# START OF Data for this exercise

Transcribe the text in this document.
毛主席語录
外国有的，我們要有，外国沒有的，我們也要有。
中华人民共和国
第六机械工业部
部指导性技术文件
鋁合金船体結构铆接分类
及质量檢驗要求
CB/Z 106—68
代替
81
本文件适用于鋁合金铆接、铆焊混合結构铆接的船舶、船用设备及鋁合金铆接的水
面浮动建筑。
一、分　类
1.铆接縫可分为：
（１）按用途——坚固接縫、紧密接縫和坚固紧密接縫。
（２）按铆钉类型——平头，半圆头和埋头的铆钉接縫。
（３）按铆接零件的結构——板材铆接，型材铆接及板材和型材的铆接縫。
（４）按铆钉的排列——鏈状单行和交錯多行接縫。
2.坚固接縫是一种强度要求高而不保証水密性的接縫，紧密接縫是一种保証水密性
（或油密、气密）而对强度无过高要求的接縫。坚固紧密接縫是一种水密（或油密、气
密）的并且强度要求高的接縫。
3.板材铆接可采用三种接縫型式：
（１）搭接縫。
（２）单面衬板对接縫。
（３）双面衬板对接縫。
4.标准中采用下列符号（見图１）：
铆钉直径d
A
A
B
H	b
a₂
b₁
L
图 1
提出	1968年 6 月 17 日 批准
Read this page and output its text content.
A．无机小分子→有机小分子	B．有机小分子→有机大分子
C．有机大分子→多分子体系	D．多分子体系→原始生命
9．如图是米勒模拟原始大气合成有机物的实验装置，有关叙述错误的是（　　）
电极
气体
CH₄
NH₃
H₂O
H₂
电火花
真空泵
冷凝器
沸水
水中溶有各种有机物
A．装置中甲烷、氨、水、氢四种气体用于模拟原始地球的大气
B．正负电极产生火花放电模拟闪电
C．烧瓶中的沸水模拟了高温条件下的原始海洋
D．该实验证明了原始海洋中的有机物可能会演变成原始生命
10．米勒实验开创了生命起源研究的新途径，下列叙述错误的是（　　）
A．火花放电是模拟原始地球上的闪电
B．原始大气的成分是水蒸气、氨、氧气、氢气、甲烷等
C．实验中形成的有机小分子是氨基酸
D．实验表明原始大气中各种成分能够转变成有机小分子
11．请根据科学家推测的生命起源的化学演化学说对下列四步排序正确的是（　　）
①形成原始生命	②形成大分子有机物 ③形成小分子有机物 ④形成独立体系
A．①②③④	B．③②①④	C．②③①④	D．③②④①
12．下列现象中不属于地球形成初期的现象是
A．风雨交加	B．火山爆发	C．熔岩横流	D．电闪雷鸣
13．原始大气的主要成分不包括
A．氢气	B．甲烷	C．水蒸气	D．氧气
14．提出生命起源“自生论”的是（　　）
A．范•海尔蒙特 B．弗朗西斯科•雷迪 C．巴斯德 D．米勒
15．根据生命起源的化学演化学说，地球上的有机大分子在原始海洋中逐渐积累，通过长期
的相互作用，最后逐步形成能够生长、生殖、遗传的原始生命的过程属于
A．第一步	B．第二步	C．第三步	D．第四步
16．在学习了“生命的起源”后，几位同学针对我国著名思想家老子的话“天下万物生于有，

# END OF Data for this exercise

Task requirements — Each entry above is to be quoted exactly.

Response to the exercise —
Transcribe the text in this document.
毛主席語录
外国有的，我們要有，外国沒有的，我們也要有。
中华人民共和国
第六机械工业部
部指导性技术文件
鋁合金船体結构铆接分类
及质量檢驗要求
CB/Z 106—68
代替
81
本文件适用于鋁合金铆接、铆焊混合結构铆接的船舶、船用设备及鋁合金铆接的水
面浮动建筑。
一、分　类
1.铆接縫可分为：
（１）按用途——坚固接縫、紧密接縫和坚固紧密接縫。
（２）按铆钉类型——平头，半圆头和埋头的铆钉接縫。
（３）按铆接零件的結构——板材铆接，型材铆接及板材和型材的铆接縫。
（４）按铆钉的排列——鏈状单行和交錯多行接縫。
2.坚固接縫是一种强度要求高而不保証水密性的接縫，紧密接縫是一种保証水密性
（或油密、气密）而对强度无过高要求的接縫。坚固紧密接縫是一种水密（或油密、气
密）的并且强度要求高的接縫。
3.板材铆接可采用三种接縫型式：
（１）搭接縫。
（２）单面衬板对接縫。
（３）双面衬板对接縫。
4.标准中采用下列符号（見图１）：
铆钉直径d
A
A
B
H	b
a₂
b₁
L
图 1
提出	1968年 6 月 17 日 批准
Read this page and output its text content.
A．无机小分子→有机小分子	B．有机小分子→有机大分子
C．有机大分子→多分子体系	D．多分子体系→原始生命
9．如图是米勒模拟原始大气合成有机物的实验装置，有关叙述错误的是（　　）
电极
气体
CH₄
NH₃
H₂O
H₂
电火花
真空泵
冷凝器
沸水
水中溶有各种有机物
A．装置中甲烷、氨、水、氢四种气体用于模拟原始地球的大气
B．正负电极产生火花放电模拟闪电
C．烧瓶中的沸水模拟了高温条件下的原始海洋
D．该实验证明了原始海洋中的有机物可能会演变成原始生命
10．米勒实验开创了生命起源研究的新途径，下列叙述错误的是（　　）
A．火花放电是模拟原始地球上的闪电
B．原始大气的成分是水蒸气、氨、氧气、氢气、甲烷等
C．实验中形成的有机小分子是氨基酸
D．实验表明原始大气中各种成分能够转变成有机小分子
11．请根据科学家推测的生命起源的化学演化学说对下列四步排序正确的是（　　）
①形成原始生命	②形成大分子有机物 ③形成小分子有机物 ④形成独立体系
A．①②③④	B．③②①④	C．②③①④	D．③②④①
12．下列现象中不属于地球形成初期的现象是
A．风雨交加	B．火山爆发	C．熔岩横流	D．电闪雷鸣
13．原始大气的主要成分不包括
A．氢气	B．甲烷	C．水蒸气	D．氧气
14．提出生命起源“自生论”的是（　　）
A．范•海尔蒙特 B．弗朗西斯科•雷迪 C．巴斯德 D．米勒
15．根据生命起源的化学演化学说，地球上的有机大分子在原始海洋中逐渐积累，通过长期
的相互作用，最后逐步形成能够生长、生殖、遗传的原始生命的过程属于
A．第一步	B．第二步	C．第三步	D．第四步
16．在学习了“生命的起源”后，几位同学针对我国著名思想家老子的话“天下万物生于有，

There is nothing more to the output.